▸ **Problem requirements**
List each line of the data that holds the word "properly".

▸ **Records for this task**
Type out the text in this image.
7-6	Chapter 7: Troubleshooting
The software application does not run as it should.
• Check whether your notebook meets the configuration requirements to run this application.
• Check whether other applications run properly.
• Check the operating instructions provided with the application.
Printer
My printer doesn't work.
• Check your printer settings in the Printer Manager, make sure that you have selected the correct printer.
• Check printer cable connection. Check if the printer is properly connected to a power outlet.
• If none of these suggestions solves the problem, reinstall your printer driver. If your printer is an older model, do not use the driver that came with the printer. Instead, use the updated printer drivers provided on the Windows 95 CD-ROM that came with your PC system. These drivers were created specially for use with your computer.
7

▸ **Exercise response**
• Check whether other applications run properly.
• Check printer cable connection. Check if the printer is properly connected to a power outlet.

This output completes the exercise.